Exercise prompt = Provide only the number of lines in the data below that contain the string "more".

Records from a dataset:
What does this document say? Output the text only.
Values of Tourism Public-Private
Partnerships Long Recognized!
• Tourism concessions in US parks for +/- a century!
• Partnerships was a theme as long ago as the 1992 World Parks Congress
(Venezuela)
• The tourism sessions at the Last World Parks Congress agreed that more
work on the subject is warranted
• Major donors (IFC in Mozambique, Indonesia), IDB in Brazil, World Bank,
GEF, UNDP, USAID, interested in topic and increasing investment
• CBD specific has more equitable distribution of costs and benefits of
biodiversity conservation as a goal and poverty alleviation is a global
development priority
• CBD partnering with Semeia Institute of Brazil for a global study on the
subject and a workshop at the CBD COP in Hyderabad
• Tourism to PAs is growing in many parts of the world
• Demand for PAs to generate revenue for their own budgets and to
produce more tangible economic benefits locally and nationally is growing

Response to the exercise = 3